### [Dataset rows about figures]
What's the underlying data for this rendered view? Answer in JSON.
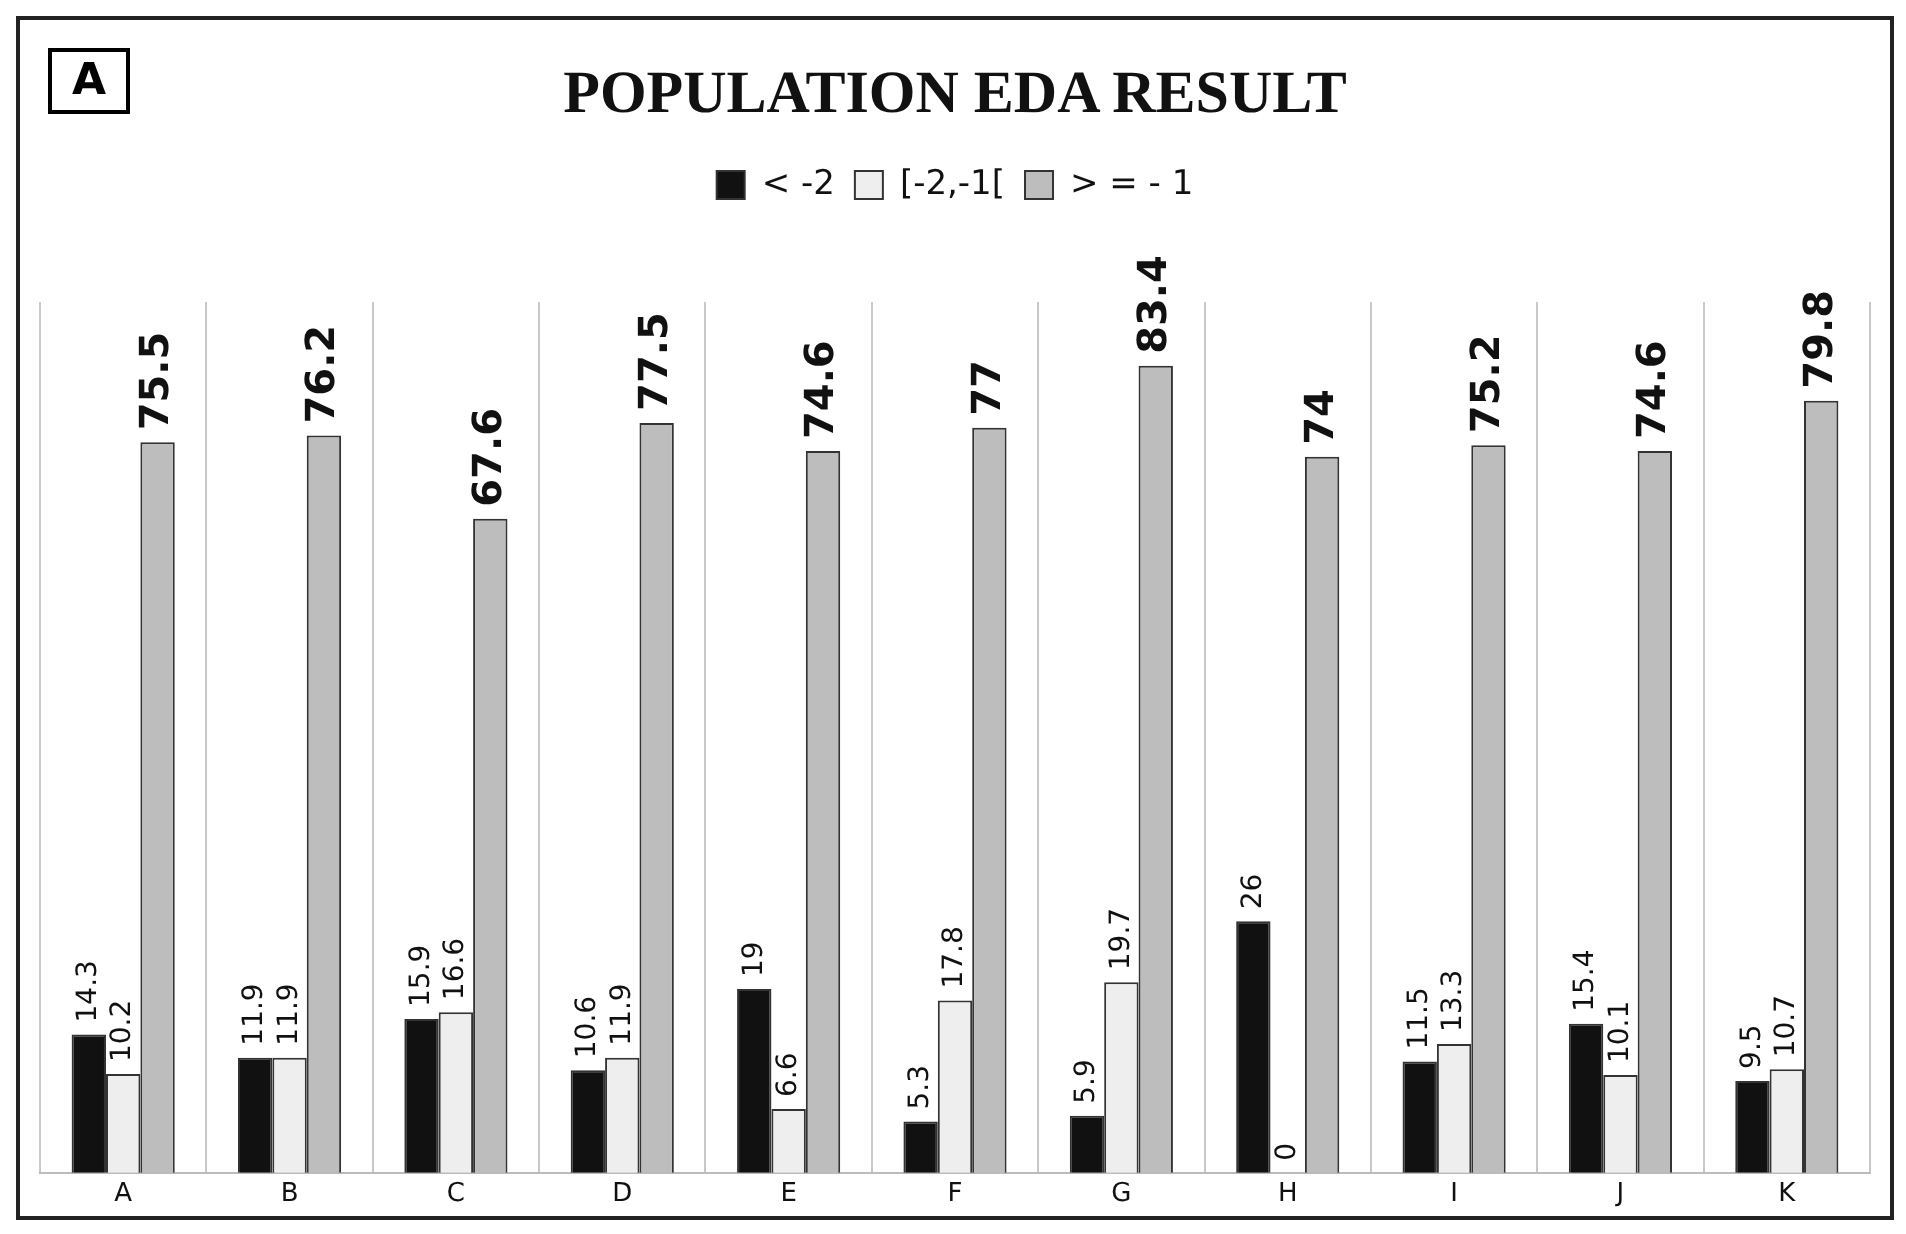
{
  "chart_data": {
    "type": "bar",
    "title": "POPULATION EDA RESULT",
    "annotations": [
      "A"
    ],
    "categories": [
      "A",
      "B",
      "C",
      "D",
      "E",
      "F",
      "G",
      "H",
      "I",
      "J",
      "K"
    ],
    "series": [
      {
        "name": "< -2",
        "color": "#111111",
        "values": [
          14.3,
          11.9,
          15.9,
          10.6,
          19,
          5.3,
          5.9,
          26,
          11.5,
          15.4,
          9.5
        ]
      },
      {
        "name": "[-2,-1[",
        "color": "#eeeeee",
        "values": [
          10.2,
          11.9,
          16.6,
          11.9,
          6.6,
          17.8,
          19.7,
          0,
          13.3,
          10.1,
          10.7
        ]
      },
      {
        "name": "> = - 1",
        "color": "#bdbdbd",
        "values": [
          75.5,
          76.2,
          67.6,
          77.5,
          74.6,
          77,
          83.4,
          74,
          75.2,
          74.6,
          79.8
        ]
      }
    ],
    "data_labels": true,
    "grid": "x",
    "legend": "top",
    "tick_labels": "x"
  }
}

### [The problem]
Reproduce the entries above exactly. Do not include the images.

### [Task output]
What's the underlying data for this rendered view? Answer in JSON.
{
  "chart_data": {
    "type": "bar",
    "title": "POPULATION EDA RESULT",
    "annotations": [
      "A"
    ],
    "categories": [
      "A",
      "B",
      "C",
      "D",
      "E",
      "F",
      "G",
      "H",
      "I",
      "J",
      "K"
    ],
    "series": [
      {
        "name": "< -2",
        "color": "#111111",
        "values": [
          14.3,
          11.9,
          15.9,
          10.6,
          19,
          5.3,
          5.9,
          26,
          11.5,
          15.4,
          9.5
        ]
      },
      {
        "name": "[-2,-1[",
        "color": "#eeeeee",
        "values": [
          10.2,
          11.9,
          16.6,
          11.9,
          6.6,
          17.8,
          19.7,
          0,
          13.3,
          10.1,
          10.7
        ]
      },
      {
        "name": "> = - 1",
        "color": "#bdbdbd",
        "values": [
          75.5,
          76.2,
          67.6,
          77.5,
          74.6,
          77,
          83.4,
          74,
          75.2,
          74.6,
          79.8
        ]
      }
    ],
    "data_labels": true,
    "grid": "x",
    "legend": "top",
    "tick_labels": "x"
  }
}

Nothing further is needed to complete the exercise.